#### Given problem a
In the roof renewal passage below, what is placed between the two metal panels of a sandwich-type roof panel?

#### Extract
.....

The present invention relates to a photovoltaic module installation roof renewal method using a portable roll forming machine and a roof renewal structure obtained thereby; and, particularly, to a new photovoltaic module installation roof renewal method using a portable roll forming machine that avoids water leakage, has excellent structural safety, and allows for simple construction and a reduced construction period, and a roof renewal structure obtained thereby.
An old roof of a building is typically renewed when water leaks or heat insulation deteriorates. Recently, however, a roof may be renewed to install a photovoltaic module for photovoltaic power generation.
In general, a roof panel is manufactured as a sandwich panel type in which a heat insulator is interposed between two metal panels, or manufactured as a single panel type by roll-forming a single metal plate. Most roof panels have a fitting projecting bar and an elastic clip at both ends thereof in a width direction regardless of the type of roof panel, with the elastic clip connected and fitted to a fitting projecting bar of a neighboring panel in the width direction.
Due to factory space limitations or logistical difficulties, a roof panel is cut to an arbitrary length and then transported. Therefore, when a roof is being constructed, a plurality of roof panels needs to be connected in a longitudinal direction to have a length corresponding to the length of the roof. However, since there is no structure that allows for the superimposition of neighboring panels at the end portions in the longitudinal direction of the roof panel, unlike at the end portions in the width direction, the roof panels need to be connected in the longitudinal direction by using additional connecting members. Using additional connecting members makes the process inconvenient and time consuming, and furthermore, allows for water leaks.
In addition, the presence of a plurality of connecting portions of the roof panels on the roof reduces the structural safety of the roof.
In view of the above, the present invention provides a photovoltaic module installation roof renewal method using a portable roll forming machine that avoids concerns for water leakage due to the non-existence of connecting portions in the longitudinal direction of the roof panel and ensures excellent structural safety, simple and stable construction and installation of a photovoltaic module, and a reduced construction period, and a roof renewal structure obtained thereby.

.....

#### Given problem b
Write out the rows below word for word. Begin with the first row and stop after the row that contains "919, 201, 961]".

#### Task inputs
.....

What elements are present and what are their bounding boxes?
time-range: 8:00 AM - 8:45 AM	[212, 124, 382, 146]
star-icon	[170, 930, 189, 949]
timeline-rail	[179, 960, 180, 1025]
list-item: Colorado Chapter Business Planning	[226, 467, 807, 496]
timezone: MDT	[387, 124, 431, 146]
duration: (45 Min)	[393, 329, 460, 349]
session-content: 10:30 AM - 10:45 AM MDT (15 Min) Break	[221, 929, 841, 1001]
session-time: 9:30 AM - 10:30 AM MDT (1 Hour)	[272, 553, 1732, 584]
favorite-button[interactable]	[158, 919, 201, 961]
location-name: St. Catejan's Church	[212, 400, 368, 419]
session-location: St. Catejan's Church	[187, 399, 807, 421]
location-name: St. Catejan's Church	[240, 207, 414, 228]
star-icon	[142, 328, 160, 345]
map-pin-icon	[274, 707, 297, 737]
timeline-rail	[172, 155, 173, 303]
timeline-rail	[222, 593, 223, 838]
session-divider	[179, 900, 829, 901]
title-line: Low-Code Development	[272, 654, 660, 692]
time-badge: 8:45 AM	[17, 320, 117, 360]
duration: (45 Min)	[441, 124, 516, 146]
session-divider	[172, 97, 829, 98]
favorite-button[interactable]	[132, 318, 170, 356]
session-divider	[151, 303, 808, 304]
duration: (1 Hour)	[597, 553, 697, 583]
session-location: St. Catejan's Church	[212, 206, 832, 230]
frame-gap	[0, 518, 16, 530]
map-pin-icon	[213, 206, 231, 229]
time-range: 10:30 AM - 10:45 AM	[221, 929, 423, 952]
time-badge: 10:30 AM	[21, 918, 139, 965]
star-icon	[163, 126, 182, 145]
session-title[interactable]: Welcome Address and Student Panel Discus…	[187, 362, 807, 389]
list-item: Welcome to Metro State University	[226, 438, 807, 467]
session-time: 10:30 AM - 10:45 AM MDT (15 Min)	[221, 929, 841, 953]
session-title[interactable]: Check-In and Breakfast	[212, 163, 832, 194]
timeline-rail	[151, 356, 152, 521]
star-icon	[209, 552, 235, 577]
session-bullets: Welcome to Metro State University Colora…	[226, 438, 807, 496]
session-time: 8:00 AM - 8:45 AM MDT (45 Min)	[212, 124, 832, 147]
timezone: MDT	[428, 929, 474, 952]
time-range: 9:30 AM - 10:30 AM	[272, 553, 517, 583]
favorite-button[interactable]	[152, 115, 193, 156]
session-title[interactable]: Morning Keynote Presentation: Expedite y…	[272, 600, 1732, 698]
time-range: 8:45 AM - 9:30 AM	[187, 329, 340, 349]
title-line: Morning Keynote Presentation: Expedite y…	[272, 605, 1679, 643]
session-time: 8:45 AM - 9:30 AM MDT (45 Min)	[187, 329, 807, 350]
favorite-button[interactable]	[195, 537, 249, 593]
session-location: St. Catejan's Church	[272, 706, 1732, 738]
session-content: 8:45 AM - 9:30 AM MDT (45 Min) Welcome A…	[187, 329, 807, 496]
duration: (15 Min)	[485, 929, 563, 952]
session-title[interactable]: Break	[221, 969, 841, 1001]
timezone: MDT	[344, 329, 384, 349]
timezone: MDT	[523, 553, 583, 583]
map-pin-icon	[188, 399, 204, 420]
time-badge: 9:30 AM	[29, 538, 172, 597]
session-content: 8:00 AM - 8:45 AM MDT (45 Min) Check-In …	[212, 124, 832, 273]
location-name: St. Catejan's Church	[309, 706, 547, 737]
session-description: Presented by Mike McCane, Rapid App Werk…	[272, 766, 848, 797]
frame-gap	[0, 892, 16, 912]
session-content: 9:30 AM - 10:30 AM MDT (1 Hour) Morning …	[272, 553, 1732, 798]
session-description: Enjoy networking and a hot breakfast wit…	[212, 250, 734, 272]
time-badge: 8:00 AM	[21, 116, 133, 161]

.....

#### Task answer a
A heat insulator.

#### Task answer b
What elements are present and what are their bounding boxes?
time-range: 8:00 AM - 8:45 AM	[212, 124, 382, 146]
star-icon	[170, 930, 189, 949]
timeline-rail	[179, 960, 180, 1025]
list-item: Colorado Chapter Business Planning	[226, 467, 807, 496]
timezone: MDT	[387, 124, 431, 146]
duration: (45 Min)	[393, 329, 460, 349]
session-content: 10:30 AM - 10:45 AM MDT (15 Min) Break	[221, 929, 841, 1001]
session-time: 9:30 AM - 10:30 AM MDT (1 Hour)	[272, 553, 1732, 584]
favorite-button[interactable]	[158, 919, 201, 961]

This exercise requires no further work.